▶ Goal of the exercise
Return the material word for word. Do not include the pictures.

▶ Data provided
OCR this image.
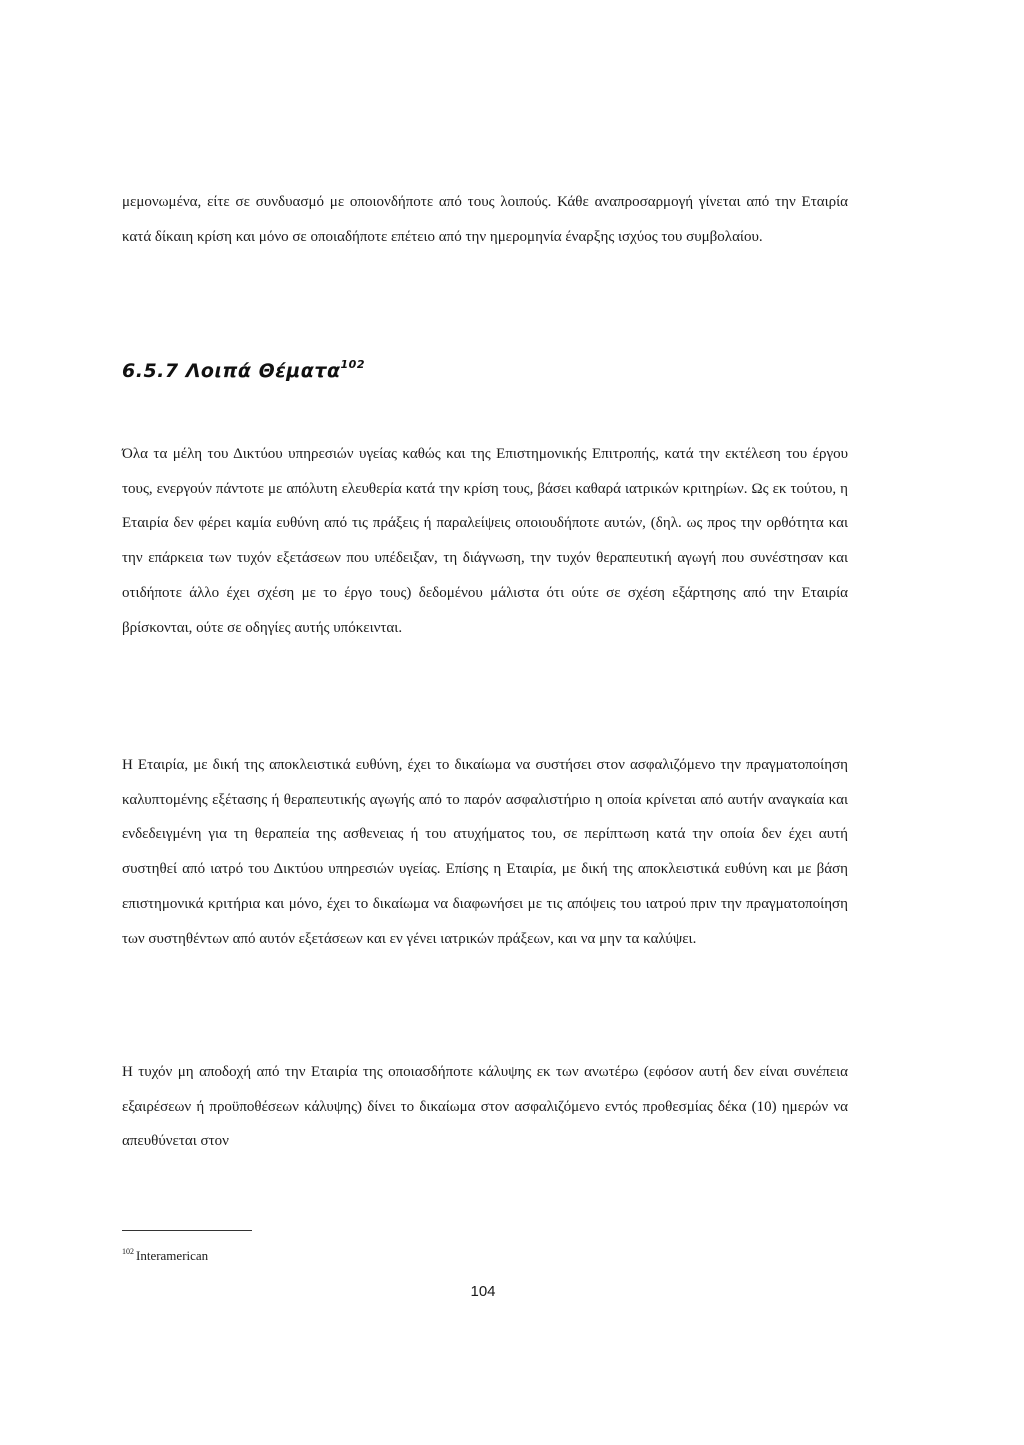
μεμονωμένα, είτε σε συνδυασμό με οποιονδήποτε από τους λοιπούς. Κάθε αναπροσαρμογή γίνεται από την Εταιρία κατά δίκαιη κρίση και μόνο σε οποιαδήποτε επέτειο από την ημερομηνία έναρξης ισχύος του συμβολαίου.

6.5.7 Λοιπά Θέματα$^{102}$

Όλα τα μέλη του Δικτύου υπηρεσιών υγείας καθώς και της Επιστημονικής Επιτροπής, κατά την εκτέλεση του έργου τους, ενεργούν πάντοτε με απόλυτη ελευθερία κατά την κρίση τους, βάσει καθαρά ιατρικών κριτηρίων. Ως εκ τούτου, η Εταιρία δεν φέρει καμία ευθύνη από τις πράξεις ή παραλείψεις οποιουδήποτε αυτών, (δηλ. ως προς την ορθότητα και την επάρκεια των τυχόν εξετάσεων που υπέδειξαν, τη διάγνωση, την τυχόν θεραπευτική αγωγή που συνέστησαν και οτιδήποτε άλλο έχει σχέση με το έργο τους) δεδομένου μάλιστα ότι ούτε σε σχέση εξάρτησης από την Εταιρία βρίσκονται, ούτε σε οδηγίες αυτής υπόκεινται.

Η Εταιρία, με δική της αποκλειστικά ευθύνη, έχει το δικαίωμα να συστήσει στον ασφαλιζόμενο την πραγματοποίηση καλυπτομένης εξέτασης ή θεραπευτικής αγωγής από το παρόν ασφαλιστήριο η οποία κρίνεται από αυτήν αναγκαία και ενδεδειγμένη για τη θεραπεία της ασθενειας ή του ατυχήματος του, σε περίπτωση κατά την οποία δεν έχει αυτή συστηθεί από ιατρό του Δικτύου υπηρεσιών υγείας. Επίσης η Εταιρία, με δική της αποκλειστικά ευθύνη και με βάση επιστημονικά κριτήρια και μόνο, έχει το δικαίωμα να διαφωνήσει με τις απόψεις του ιατρού πριν την πραγματοποίηση των συστηθέντων από αυτόν εξετάσεων και εν γένει ιατρικών πράξεων, και να μην τα καλύψει.

Η τυχόν μη αποδοχή από την Εταιρία της οποιασδήποτε κάλυψης εκ των ανωτέρω (εφόσον αυτή δεν είναι συνέπεια εξαιρέσεων ή προϋποθέσεων κάλυψης) δίνει το δικαίωμα στον ασφαλιζόμενο εντός προθεσμίας δέκα (10) ημερών να απευθύνεται στον

$^{102}$ Interamerican
104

▶ Written response
OCR this image.
μεμονωμένα, είτε σε συνδυασμό με οποιονδήποτε από τους λοιπούς. Κάθε αναπροσαρμογή γίνεται από την Εταιρία κατά δίκαιη κρίση και μόνο σε οποιαδήποτε επέτειο από την ημερομηνία έναρξης ισχύος του συμβολαίου.

6.5.7 Λοιπά Θέματα$^{102}$

Όλα τα μέλη του Δικτύου υπηρεσιών υγείας καθώς και της Επιστημονικής Επιτροπής, κατά την εκτέλεση του έργου τους, ενεργούν πάντοτε με απόλυτη ελευθερία κατά την κρίση τους, βάσει καθαρά ιατρικών κριτηρίων. Ως εκ τούτου, η Εταιρία δεν φέρει καμία ευθύνη από τις πράξεις ή παραλείψεις οποιουδήποτε αυτών, (δηλ. ως προς την ορθότητα και την επάρκεια των τυχόν εξετάσεων που υπέδειξαν, τη διάγνωση, την τυχόν θεραπευτική αγωγή που συνέστησαν και οτιδήποτε άλλο έχει σχέση με το έργο τους) δεδομένου μάλιστα ότι ούτε σε σχέση εξάρτησης από την Εταιρία βρίσκονται, ούτε σε οδηγίες αυτής υπόκεινται.

Η Εταιρία, με δική της αποκλειστικά ευθύνη, έχει το δικαίωμα να συστήσει στον ασφαλιζόμενο την πραγματοποίηση καλυπτομένης εξέτασης ή θεραπευτικής αγωγής από το παρόν ασφαλιστήριο η οποία κρίνεται από αυτήν αναγκαία και ενδεδειγμένη για τη θεραπεία της ασθενειας ή του ατυχήματος του, σε περίπτωση κατά την οποία δεν έχει αυτή συστηθεί από ιατρό του Δικτύου υπηρεσιών υγείας. Επίσης η Εταιρία, με δική της αποκλειστικά ευθύνη και με βάση επιστημονικά κριτήρια και μόνο, έχει το δικαίωμα να διαφωνήσει με τις απόψεις του ιατρού πριν την πραγματοποίηση των συστηθέντων από αυτόν εξετάσεων και εν γένει ιατρικών πράξεων, και να μην τα καλύψει.

Η τυχόν μη αποδοχή από την Εταιρία της οποιασδήποτε κάλυψης εκ των ανωτέρω (εφόσον αυτή δεν είναι συνέπεια εξαιρέσεων ή προϋποθέσεων κάλυψης) δίνει το δικαίωμα στον ασφαλιζόμενο εντός προθεσμίας δέκα (10) ημερών να απευθύνεται στον

$^{102}$ Interamerican
104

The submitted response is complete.